*Provided records*
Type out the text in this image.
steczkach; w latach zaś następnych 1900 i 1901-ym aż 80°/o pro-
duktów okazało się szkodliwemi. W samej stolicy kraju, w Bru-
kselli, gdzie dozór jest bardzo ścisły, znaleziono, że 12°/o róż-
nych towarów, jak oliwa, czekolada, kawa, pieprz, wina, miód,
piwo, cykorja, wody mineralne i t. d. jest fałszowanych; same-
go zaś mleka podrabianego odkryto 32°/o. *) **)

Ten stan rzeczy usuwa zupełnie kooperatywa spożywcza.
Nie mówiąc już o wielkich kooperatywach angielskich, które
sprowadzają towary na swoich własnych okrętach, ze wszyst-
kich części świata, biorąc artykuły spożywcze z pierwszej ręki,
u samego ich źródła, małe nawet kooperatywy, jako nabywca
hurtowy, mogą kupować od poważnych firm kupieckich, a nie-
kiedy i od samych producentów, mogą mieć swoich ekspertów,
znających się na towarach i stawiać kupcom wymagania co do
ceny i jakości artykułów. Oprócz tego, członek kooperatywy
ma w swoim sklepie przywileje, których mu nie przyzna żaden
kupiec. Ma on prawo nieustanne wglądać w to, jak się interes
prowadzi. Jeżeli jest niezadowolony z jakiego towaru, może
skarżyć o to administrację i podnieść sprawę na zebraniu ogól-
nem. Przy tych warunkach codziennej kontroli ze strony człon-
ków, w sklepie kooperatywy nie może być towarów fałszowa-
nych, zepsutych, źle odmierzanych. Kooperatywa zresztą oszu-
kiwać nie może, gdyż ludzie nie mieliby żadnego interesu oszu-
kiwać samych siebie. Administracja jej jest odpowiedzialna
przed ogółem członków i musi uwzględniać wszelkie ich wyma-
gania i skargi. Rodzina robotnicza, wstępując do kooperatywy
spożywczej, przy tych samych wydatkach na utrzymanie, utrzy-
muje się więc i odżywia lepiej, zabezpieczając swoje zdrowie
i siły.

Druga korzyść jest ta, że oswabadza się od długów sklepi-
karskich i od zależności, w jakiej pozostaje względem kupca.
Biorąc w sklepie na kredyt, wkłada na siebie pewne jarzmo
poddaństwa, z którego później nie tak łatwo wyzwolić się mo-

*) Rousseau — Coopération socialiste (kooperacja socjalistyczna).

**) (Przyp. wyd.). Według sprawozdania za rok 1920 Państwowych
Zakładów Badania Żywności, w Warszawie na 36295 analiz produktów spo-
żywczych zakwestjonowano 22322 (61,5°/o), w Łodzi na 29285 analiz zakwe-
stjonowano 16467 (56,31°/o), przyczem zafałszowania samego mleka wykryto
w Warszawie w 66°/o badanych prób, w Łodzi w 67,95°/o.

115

...

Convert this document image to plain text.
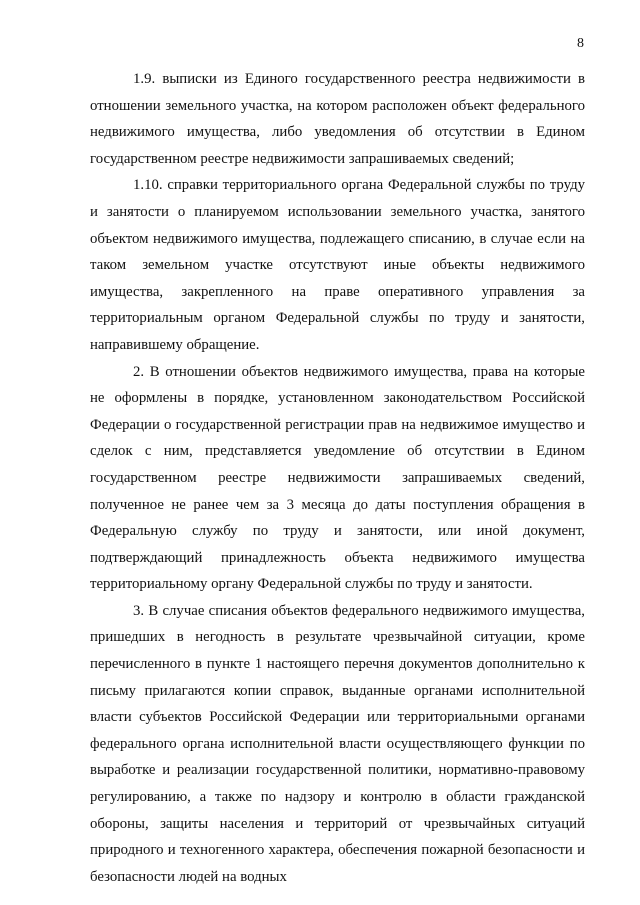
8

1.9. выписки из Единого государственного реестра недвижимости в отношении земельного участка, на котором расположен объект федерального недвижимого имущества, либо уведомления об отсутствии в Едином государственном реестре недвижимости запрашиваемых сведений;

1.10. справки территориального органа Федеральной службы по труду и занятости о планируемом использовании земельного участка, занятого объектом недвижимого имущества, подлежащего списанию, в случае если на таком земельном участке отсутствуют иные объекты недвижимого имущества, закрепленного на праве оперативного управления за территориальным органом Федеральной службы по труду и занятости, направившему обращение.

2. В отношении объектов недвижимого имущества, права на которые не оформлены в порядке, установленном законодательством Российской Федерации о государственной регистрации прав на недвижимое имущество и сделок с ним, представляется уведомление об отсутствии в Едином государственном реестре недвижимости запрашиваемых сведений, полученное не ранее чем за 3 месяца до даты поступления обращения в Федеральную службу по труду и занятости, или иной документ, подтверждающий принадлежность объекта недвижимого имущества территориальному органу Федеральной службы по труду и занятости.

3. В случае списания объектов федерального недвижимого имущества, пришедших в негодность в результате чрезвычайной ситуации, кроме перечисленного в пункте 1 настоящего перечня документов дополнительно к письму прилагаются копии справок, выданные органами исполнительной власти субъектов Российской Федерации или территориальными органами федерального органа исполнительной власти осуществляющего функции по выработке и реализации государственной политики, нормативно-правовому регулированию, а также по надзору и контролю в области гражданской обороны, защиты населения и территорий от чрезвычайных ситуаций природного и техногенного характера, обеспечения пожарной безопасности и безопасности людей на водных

*Written request*
Pull out all lines from the listing that contain the string "kiwać".

*Result of the task*
kiwać nie może, gdyż ludzie nie mieliby żadnego interesu oszu-
kiwać samych siebie. Administracja jej jest odpowiedzialna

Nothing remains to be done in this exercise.